*YOUR OBJECTIVE*
Each line containing the word "name" must be reported.

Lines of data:
=-=-=
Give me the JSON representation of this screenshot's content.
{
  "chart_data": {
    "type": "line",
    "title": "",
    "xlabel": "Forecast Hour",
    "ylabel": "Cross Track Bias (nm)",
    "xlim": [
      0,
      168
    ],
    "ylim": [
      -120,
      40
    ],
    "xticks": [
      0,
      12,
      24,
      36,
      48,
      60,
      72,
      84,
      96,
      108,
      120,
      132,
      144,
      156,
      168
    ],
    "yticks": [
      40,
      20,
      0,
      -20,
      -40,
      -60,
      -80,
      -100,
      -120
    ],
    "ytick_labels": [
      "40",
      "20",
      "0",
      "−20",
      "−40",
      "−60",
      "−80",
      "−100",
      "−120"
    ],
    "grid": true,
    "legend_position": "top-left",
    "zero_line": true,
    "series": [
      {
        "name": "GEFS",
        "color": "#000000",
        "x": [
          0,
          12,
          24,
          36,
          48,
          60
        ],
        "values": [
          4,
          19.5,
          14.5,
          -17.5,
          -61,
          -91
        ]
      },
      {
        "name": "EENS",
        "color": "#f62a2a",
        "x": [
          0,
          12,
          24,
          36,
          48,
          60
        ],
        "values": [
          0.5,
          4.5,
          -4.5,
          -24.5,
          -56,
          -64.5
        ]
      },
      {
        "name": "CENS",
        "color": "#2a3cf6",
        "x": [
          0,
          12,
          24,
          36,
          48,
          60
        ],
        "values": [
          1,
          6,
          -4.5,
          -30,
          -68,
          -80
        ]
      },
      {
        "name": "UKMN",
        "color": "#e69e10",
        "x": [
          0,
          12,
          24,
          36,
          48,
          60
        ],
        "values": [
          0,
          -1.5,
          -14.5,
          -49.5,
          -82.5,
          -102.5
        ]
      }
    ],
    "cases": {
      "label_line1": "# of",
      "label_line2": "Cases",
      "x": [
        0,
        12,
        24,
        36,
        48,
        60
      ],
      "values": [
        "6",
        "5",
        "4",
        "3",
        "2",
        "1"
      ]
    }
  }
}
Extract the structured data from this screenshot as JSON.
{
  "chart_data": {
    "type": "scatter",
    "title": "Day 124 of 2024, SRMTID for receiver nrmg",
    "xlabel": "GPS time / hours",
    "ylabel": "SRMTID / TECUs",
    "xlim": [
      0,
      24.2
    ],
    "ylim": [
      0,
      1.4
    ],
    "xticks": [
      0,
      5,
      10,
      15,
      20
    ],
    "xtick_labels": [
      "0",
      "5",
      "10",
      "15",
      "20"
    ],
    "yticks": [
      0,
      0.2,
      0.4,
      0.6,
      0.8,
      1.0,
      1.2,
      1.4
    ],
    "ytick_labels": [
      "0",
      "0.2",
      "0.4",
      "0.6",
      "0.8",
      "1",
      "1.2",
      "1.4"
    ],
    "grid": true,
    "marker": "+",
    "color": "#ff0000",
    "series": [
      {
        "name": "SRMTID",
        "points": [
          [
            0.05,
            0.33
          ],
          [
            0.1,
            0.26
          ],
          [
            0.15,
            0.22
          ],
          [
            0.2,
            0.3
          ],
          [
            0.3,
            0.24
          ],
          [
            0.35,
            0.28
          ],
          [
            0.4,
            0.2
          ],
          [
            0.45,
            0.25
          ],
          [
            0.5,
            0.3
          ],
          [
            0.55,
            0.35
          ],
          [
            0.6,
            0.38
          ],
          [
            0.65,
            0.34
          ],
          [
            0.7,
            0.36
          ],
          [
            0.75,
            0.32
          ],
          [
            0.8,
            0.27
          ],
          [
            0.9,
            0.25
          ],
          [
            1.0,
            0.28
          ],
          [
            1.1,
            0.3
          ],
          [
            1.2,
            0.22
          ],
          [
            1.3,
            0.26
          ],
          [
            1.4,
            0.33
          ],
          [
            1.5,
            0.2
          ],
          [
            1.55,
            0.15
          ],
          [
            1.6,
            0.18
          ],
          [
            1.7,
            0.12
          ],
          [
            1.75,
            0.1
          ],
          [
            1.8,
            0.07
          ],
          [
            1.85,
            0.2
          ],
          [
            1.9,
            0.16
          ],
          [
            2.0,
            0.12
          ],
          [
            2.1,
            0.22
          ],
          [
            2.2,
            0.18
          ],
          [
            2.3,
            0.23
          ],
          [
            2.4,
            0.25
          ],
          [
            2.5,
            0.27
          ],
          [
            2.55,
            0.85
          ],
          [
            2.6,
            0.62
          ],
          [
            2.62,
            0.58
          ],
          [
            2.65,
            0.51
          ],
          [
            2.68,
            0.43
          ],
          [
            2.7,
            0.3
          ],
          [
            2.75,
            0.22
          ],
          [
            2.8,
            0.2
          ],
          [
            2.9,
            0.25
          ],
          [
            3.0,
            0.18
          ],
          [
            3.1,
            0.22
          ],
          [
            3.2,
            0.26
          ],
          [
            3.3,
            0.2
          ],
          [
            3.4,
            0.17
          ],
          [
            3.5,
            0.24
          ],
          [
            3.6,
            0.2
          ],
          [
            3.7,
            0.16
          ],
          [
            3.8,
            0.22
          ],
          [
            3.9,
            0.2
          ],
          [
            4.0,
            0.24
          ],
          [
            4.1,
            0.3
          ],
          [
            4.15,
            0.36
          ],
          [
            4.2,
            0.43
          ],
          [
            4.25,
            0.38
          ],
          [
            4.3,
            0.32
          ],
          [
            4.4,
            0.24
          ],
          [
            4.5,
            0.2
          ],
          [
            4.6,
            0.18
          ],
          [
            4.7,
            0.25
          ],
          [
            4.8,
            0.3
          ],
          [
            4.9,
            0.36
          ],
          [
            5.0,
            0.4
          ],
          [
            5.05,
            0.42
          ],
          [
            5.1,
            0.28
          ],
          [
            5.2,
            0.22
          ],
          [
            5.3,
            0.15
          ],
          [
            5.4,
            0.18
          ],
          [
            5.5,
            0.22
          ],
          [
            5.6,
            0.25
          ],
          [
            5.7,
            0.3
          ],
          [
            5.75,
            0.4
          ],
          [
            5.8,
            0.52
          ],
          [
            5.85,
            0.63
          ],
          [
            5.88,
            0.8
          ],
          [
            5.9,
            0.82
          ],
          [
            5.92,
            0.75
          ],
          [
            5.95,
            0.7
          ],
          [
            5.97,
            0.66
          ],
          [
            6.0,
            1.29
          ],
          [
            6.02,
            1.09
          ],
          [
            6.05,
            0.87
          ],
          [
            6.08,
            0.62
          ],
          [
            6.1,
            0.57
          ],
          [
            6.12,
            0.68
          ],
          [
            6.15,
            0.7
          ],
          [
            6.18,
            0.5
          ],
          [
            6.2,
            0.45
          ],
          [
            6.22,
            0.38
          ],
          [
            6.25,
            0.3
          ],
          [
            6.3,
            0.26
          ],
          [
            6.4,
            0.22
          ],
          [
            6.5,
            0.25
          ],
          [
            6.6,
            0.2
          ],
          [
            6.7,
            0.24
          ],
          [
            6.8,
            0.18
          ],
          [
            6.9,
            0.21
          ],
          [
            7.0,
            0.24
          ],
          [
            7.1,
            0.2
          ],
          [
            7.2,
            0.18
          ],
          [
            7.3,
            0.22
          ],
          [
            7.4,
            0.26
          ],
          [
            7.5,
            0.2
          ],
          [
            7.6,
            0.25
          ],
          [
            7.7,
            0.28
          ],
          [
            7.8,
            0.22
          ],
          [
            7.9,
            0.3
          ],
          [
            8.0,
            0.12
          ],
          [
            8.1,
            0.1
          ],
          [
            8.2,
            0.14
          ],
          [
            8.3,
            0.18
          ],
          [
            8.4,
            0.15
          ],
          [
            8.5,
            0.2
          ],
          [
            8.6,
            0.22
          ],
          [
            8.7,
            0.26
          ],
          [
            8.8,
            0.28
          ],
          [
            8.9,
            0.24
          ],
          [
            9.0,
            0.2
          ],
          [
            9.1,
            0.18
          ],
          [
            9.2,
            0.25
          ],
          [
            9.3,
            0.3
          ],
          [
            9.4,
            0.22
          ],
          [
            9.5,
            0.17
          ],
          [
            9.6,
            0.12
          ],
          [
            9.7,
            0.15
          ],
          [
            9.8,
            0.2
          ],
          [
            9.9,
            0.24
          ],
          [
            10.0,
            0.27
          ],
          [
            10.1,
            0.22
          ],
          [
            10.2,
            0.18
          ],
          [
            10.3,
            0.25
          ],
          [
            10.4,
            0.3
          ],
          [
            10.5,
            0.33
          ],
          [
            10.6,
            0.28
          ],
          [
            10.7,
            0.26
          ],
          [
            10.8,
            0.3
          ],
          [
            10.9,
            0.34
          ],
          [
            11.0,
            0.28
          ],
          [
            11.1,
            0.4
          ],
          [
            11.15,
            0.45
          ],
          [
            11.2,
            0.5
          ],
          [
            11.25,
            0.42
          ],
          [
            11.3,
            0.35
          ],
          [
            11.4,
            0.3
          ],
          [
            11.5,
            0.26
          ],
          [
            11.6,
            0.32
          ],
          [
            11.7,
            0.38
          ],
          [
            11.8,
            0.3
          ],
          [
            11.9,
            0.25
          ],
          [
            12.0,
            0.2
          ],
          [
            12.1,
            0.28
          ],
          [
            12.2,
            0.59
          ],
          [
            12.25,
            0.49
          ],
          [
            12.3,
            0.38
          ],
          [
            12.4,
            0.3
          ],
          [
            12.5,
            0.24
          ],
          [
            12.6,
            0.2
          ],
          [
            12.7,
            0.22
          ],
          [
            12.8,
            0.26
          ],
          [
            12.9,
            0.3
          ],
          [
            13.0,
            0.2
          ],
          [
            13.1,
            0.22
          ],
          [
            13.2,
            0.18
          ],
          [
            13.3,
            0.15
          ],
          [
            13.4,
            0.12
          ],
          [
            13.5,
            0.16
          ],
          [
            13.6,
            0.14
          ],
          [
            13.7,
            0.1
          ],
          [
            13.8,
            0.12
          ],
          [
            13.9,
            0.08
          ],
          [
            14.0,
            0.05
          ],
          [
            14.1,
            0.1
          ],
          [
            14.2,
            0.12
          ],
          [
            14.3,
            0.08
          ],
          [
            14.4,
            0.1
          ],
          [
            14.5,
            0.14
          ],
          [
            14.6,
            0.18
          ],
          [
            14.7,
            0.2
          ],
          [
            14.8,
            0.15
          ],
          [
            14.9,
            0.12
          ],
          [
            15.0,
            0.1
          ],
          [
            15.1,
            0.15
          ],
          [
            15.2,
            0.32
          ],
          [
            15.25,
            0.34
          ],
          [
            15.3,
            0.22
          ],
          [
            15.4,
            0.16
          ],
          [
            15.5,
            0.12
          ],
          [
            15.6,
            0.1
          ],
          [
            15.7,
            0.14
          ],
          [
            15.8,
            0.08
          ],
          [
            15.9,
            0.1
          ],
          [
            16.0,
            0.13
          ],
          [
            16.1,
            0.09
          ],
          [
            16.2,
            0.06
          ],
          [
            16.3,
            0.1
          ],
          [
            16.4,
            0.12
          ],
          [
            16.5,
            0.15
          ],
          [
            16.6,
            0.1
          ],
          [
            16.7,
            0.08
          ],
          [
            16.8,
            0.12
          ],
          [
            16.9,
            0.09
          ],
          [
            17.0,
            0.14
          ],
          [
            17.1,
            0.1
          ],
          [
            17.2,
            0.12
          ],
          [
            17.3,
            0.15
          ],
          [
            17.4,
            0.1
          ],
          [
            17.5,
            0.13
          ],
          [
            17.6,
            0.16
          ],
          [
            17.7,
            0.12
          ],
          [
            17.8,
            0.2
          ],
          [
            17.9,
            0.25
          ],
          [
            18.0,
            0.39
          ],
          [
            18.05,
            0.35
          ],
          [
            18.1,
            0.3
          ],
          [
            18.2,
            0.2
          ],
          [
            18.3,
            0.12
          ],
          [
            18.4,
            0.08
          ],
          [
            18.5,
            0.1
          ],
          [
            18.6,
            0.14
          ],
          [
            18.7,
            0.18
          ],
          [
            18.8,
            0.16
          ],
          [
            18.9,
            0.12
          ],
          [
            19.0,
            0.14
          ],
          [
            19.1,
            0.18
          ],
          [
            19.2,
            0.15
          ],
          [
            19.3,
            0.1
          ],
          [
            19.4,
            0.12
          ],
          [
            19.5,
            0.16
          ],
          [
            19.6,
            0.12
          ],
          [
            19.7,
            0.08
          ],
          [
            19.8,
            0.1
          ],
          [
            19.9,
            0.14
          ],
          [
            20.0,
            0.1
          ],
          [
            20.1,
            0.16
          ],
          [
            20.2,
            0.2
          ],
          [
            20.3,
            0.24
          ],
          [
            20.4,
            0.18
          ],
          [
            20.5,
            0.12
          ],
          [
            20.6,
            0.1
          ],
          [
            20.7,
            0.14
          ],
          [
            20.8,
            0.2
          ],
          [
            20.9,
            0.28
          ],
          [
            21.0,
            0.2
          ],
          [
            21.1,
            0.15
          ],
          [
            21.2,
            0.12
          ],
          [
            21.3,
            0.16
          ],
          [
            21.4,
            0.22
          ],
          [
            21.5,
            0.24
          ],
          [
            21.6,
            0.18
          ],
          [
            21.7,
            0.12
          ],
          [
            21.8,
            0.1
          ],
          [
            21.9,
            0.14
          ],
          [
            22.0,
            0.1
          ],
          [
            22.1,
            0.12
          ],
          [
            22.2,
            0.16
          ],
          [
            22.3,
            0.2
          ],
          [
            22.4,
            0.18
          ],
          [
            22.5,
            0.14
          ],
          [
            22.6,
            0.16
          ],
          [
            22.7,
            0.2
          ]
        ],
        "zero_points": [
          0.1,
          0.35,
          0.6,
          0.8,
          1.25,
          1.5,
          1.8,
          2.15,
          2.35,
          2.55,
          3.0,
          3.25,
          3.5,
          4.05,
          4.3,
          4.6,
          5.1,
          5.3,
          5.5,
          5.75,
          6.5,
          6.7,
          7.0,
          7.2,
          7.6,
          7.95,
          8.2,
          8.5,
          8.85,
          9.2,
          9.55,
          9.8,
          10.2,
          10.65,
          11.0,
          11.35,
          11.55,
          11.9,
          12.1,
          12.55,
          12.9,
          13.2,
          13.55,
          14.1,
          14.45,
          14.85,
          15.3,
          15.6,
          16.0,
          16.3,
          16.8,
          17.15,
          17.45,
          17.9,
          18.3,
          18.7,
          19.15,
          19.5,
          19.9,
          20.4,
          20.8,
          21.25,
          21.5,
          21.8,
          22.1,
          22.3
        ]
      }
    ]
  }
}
=-=-=
*THE SOLUTION*
        "name": "GEFS",
        "name": "EENS",
        "name": "CENS",
        "name": "UKMN",
        "name": "SRMTID",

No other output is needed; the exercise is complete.